------ Materials provided

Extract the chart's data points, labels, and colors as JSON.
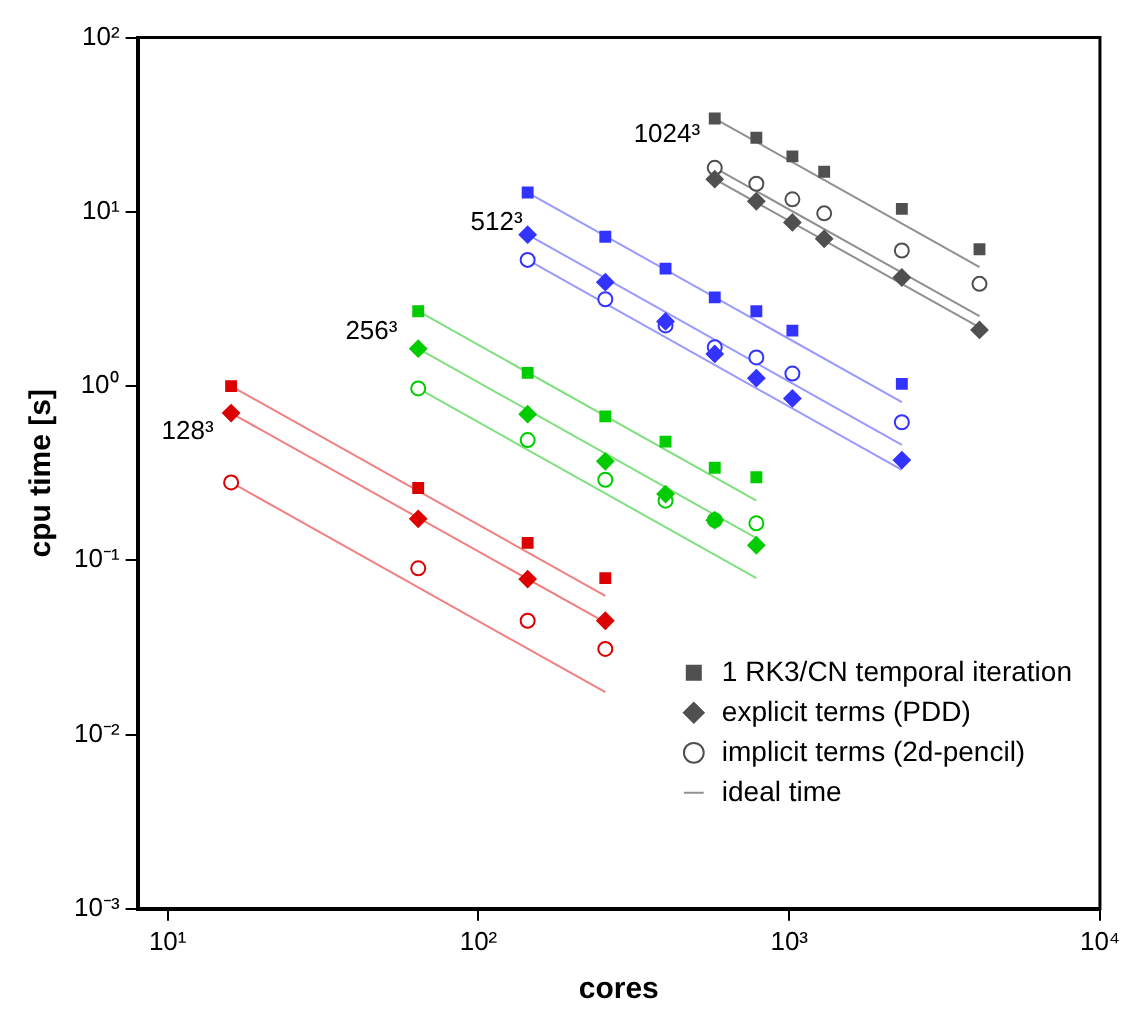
{
  "chart_data": {
    "type": "scatter",
    "xlabel": "cores",
    "ylabel": "cpu time [s]",
    "log": "xy",
    "grid": false,
    "legend": "bottom right",
    "xlim": [
      8,
      10000
    ],
    "ylim": [
      0.001,
      100
    ],
    "xticks": [
      {
        "value": 10,
        "label": "10¹"
      },
      {
        "value": 100,
        "label": "10²"
      },
      {
        "value": 1000,
        "label": "10³"
      },
      {
        "value": 10000,
        "label": "10⁴"
      }
    ],
    "yticks": [
      {
        "value": 0.001,
        "label": "10⁻³"
      },
      {
        "value": 0.01,
        "label": "10⁻²"
      },
      {
        "value": 0.1,
        "label": "10⁻¹"
      },
      {
        "value": 1,
        "label": "10⁰"
      },
      {
        "value": 10,
        "label": "10¹"
      },
      {
        "value": 100,
        "label": "10²"
      }
    ],
    "annotations": [
      "128³",
      "256³",
      "512³",
      "1024³"
    ],
    "series": [
      {
        "type": "scatter",
        "marker": "square",
        "color": "#dd0000",
        "x": [
          16,
          64,
          144,
          256
        ],
        "values": [
          1.0,
          0.26,
          0.126,
          0.079
        ]
      },
      {
        "type": "scatter",
        "marker": "diamond",
        "color": "#dd0000",
        "x": [
          16,
          64,
          144,
          256
        ],
        "values": [
          0.7,
          0.173,
          0.078,
          0.045
        ]
      },
      {
        "type": "scatter",
        "marker": "circle",
        "color": "#dd0000",
        "x": [
          16,
          64,
          144,
          256
        ],
        "values": [
          0.28,
          0.09,
          0.045,
          0.031
        ]
      },
      {
        "type": "line",
        "marker": "none",
        "color": "#f08080",
        "x": [
          16,
          256
        ],
        "values": [
          1.0,
          0.0625
        ]
      },
      {
        "type": "line",
        "marker": "none",
        "color": "#f08080",
        "x": [
          16,
          256
        ],
        "values": [
          0.7,
          0.044
        ]
      },
      {
        "type": "line",
        "marker": "none",
        "color": "#f08080",
        "x": [
          16,
          256
        ],
        "values": [
          0.28,
          0.0175
        ]
      },
      {
        "type": "scatter",
        "marker": "square",
        "color": "#00cc00",
        "x": [
          64,
          144,
          256,
          400,
          576,
          784
        ],
        "values": [
          2.69,
          1.19,
          0.67,
          0.48,
          0.34,
          0.3
        ]
      },
      {
        "type": "scatter",
        "marker": "diamond",
        "color": "#00cc00",
        "x": [
          64,
          144,
          256,
          400,
          576,
          784
        ],
        "values": [
          1.64,
          0.69,
          0.37,
          0.24,
          0.17,
          0.122
        ]
      },
      {
        "type": "scatter",
        "marker": "circle",
        "color": "#00cc00",
        "x": [
          64,
          144,
          256,
          400,
          576,
          784
        ],
        "values": [
          0.97,
          0.49,
          0.29,
          0.22,
          0.17,
          0.163
        ]
      },
      {
        "type": "line",
        "marker": "none",
        "color": "#80e080",
        "x": [
          64,
          784
        ],
        "values": [
          2.69,
          0.22
        ]
      },
      {
        "type": "line",
        "marker": "none",
        "color": "#80e080",
        "x": [
          64,
          784
        ],
        "values": [
          1.64,
          0.134
        ]
      },
      {
        "type": "line",
        "marker": "none",
        "color": "#80e080",
        "x": [
          64,
          784
        ],
        "values": [
          0.97,
          0.079
        ]
      },
      {
        "type": "scatter",
        "marker": "square",
        "color": "#3333ff",
        "x": [
          144,
          256,
          400,
          576,
          784,
          1024,
          2304
        ],
        "values": [
          12.9,
          7.2,
          4.72,
          3.23,
          2.69,
          2.08,
          1.03
        ]
      },
      {
        "type": "scatter",
        "marker": "diamond",
        "color": "#3333ff",
        "x": [
          144,
          256,
          400,
          576,
          784,
          1024,
          2304
        ],
        "values": [
          7.4,
          3.95,
          2.35,
          1.53,
          1.11,
          0.85,
          0.376
        ]
      },
      {
        "type": "scatter",
        "marker": "circle",
        "color": "#3333ff",
        "x": [
          144,
          256,
          400,
          576,
          784,
          1024,
          2304
        ],
        "values": [
          5.3,
          3.15,
          2.23,
          1.67,
          1.46,
          1.18,
          0.62
        ]
      },
      {
        "type": "line",
        "marker": "none",
        "color": "#9999ff",
        "x": [
          144,
          2304
        ],
        "values": [
          12.9,
          0.81
        ]
      },
      {
        "type": "line",
        "marker": "none",
        "color": "#9999ff",
        "x": [
          144,
          2304
        ],
        "values": [
          7.4,
          0.46
        ]
      },
      {
        "type": "line",
        "marker": "none",
        "color": "#9999ff",
        "x": [
          144,
          2304
        ],
        "values": [
          5.3,
          0.33
        ]
      },
      {
        "name": "1 RK3/CN temporal iteration",
        "type": "scatter",
        "marker": "square",
        "color": "#505050",
        "x": [
          576,
          784,
          1024,
          1296,
          2304,
          4096
        ],
        "values": [
          34.3,
          26.6,
          20.8,
          17.0,
          10.4,
          6.1
        ]
      },
      {
        "name": "explicit terms (PDD)",
        "type": "scatter",
        "marker": "diamond",
        "color": "#505050",
        "x": [
          576,
          784,
          1024,
          1296,
          2304,
          4096
        ],
        "values": [
          15.4,
          11.5,
          8.7,
          7.0,
          4.2,
          2.1
        ]
      },
      {
        "name": "implicit terms (2d-pencil)",
        "type": "scatter",
        "marker": "circle",
        "color": "#505050",
        "x": [
          576,
          784,
          1024,
          1296,
          2304,
          4096
        ],
        "values": [
          17.9,
          14.5,
          11.8,
          9.8,
          6.0,
          3.86
        ]
      },
      {
        "name": "ideal time",
        "type": "line",
        "marker": "none",
        "color": "#909090",
        "x": [
          576,
          4096
        ],
        "values": [
          34.3,
          4.82
        ]
      },
      {
        "type": "line",
        "marker": "none",
        "color": "#909090",
        "x": [
          576,
          4096
        ],
        "values": [
          15.4,
          2.17
        ]
      },
      {
        "type": "line",
        "marker": "none",
        "color": "#909090",
        "x": [
          576,
          4096
        ],
        "values": [
          17.9,
          2.52
        ]
      }
    ]
  }
}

------------

**To be done**
Reproduce the whole listing above word for word, but not its pictures.

**Written solution**
Extract the chart's data points, labels, and colors as JSON.
{
  "chart_data": {
    "type": "scatter",
    "xlabel": "cores",
    "ylabel": "cpu time [s]",
    "log": "xy",
    "grid": false,
    "legend": "bottom right",
    "xlim": [
      8,
      10000
    ],
    "ylim": [
      0.001,
      100
    ],
    "xticks": [
      {
        "value": 10,
        "label": "10¹"
      },
      {
        "value": 100,
        "label": "10²"
      },
      {
        "value": 1000,
        "label": "10³"
      },
      {
        "value": 10000,
        "label": "10⁴"
      }
    ],
    "yticks": [
      {
        "value": 0.001,
        "label": "10⁻³"
      },
      {
        "value": 0.01,
        "label": "10⁻²"
      },
      {
        "value": 0.1,
        "label": "10⁻¹"
      },
      {
        "value": 1,
        "label": "10⁰"
      },
      {
        "value": 10,
        "label": "10¹"
      },
      {
        "value": 100,
        "label": "10²"
      }
    ],
    "annotations": [
      "128³",
      "256³",
      "512³",
      "1024³"
    ],
    "series": [
      {
        "type": "scatter",
        "marker": "square",
        "color": "#dd0000",
        "x": [
          16,
          64,
          144,
          256
        ],
        "values": [
          1.0,
          0.26,
          0.126,
          0.079
        ]
      },
      {
        "type": "scatter",
        "marker": "diamond",
        "color": "#dd0000",
        "x": [
          16,
          64,
          144,
          256
        ],
        "values": [
          0.7,
          0.173,
          0.078,
          0.045
        ]
      },
      {
        "type": "scatter",
        "marker": "circle",
        "color": "#dd0000",
        "x": [
          16,
          64,
          144,
          256
        ],
        "values": [
          0.28,
          0.09,
          0.045,
          0.031
        ]
      },
      {
        "type": "line",
        "marker": "none",
        "color": "#f08080",
        "x": [
          16,
          256
        ],
        "values": [
          1.0,
          0.0625
        ]
      },
      {
        "type": "line",
        "marker": "none",
        "color": "#f08080",
        "x": [
          16,
          256
        ],
        "values": [
          0.7,
          0.044
        ]
      },
      {
        "type": "line",
        "marker": "none",
        "color": "#f08080",
        "x": [
          16,
          256
        ],
        "values": [
          0.28,
          0.0175
        ]
      },
      {
        "type": "scatter",
        "marker": "square",
        "color": "#00cc00",
        "x": [
          64,
          144,
          256,
          400,
          576,
          784
        ],
        "values": [
          2.69,
          1.19,
          0.67,
          0.48,
          0.34,
          0.3
        ]
      },
      {
        "type": "scatter",
        "marker": "diamond",
        "color": "#00cc00",
        "x": [
          64,
          144,
          256,
          400,
          576,
          784
        ],
        "values": [
          1.64,
          0.69,
          0.37,
          0.24,
          0.17,
          0.122
        ]
      },
      {
        "type": "scatter",
        "marker": "circle",
        "color": "#00cc00",
        "x": [
          64,
          144,
          256,
          400,
          576,
          784
        ],
        "values": [
          0.97,
          0.49,
          0.29,
          0.22,
          0.17,
          0.163
        ]
      },
      {
        "type": "line",
        "marker": "none",
        "color": "#80e080",
        "x": [
          64,
          784
        ],
        "values": [
          2.69,
          0.22
        ]
      },
      {
        "type": "line",
        "marker": "none",
        "color": "#80e080",
        "x": [
          64,
          784
        ],
        "values": [
          1.64,
          0.134
        ]
      },
      {
        "type": "line",
        "marker": "none",
        "color": "#80e080",
        "x": [
          64,
          784
        ],
        "values": [
          0.97,
          0.079
        ]
      },
      {
        "type": "scatter",
        "marker": "square",
        "color": "#3333ff",
        "x": [
          144,
          256,
          400,
          576,
          784,
          1024,
          2304
        ],
        "values": [
          12.9,
          7.2,
          4.72,
          3.23,
          2.69,
          2.08,
          1.03
        ]
      },
      {
        "type": "scatter",
        "marker": "diamond",
        "color": "#3333ff",
        "x": [
          144,
          256,
          400,
          576,
          784,
          1024,
          2304
        ],
        "values": [
          7.4,
          3.95,
          2.35,
          1.53,
          1.11,
          0.85,
          0.376
        ]
      },
      {
        "type": "scatter",
        "marker": "circle",
        "color": "#3333ff",
        "x": [
          144,
          256,
          400,
          576,
          784,
          1024,
          2304
        ],
        "values": [
          5.3,
          3.15,
          2.23,
          1.67,
          1.46,
          1.18,
          0.62
        ]
      },
      {
        "type": "line",
        "marker": "none",
        "color": "#9999ff",
        "x": [
          144,
          2304
        ],
        "values": [
          12.9,
          0.81
        ]
      },
      {
        "type": "line",
        "marker": "none",
        "color": "#9999ff",
        "x": [
          144,
          2304
        ],
        "values": [
          7.4,
          0.46
        ]
      },
      {
        "type": "line",
        "marker": "none",
        "color": "#9999ff",
        "x": [
          144,
          2304
        ],
        "values": [
          5.3,
          0.33
        ]
      },
      {
        "name": "1 RK3/CN temporal iteration",
        "type": "scatter",
        "marker": "square",
        "color": "#505050",
        "x": [
          576,
          784,
          1024,
          1296,
          2304,
          4096
        ],
        "values": [
          34.3,
          26.6,
          20.8,
          17.0,
          10.4,
          6.1
        ]
      },
      {
        "name": "explicit terms (PDD)",
        "type": "scatter",
        "marker": "diamond",
        "color": "#505050",
        "x": [
          576,
          784,
          1024,
          1296,
          2304,
          4096
        ],
        "values": [
          15.4,
          11.5,
          8.7,
          7.0,
          4.2,
          2.1
        ]
      },
      {
        "name": "implicit terms (2d-pencil)",
        "type": "scatter",
        "marker": "circle",
        "color": "#505050",
        "x": [
          576,
          784,
          1024,
          1296,
          2304,
          4096
        ],
        "values": [
          17.9,
          14.5,
          11.8,
          9.8,
          6.0,
          3.86
        ]
      },
      {
        "name": "ideal time",
        "type": "line",
        "marker": "none",
        "color": "#909090",
        "x": [
          576,
          4096
        ],
        "values": [
          34.3,
          4.82
        ]
      },
      {
        "type": "line",
        "marker": "none",
        "color": "#909090",
        "x": [
          576,
          4096
        ],
        "values": [
          15.4,
          2.17
        ]
      },
      {
        "type": "line",
        "marker": "none",
        "color": "#909090",
        "x": [
          576,
          4096
        ],
        "values": [
          17.9,
          2.52
        ]
      }
    ]
  }
}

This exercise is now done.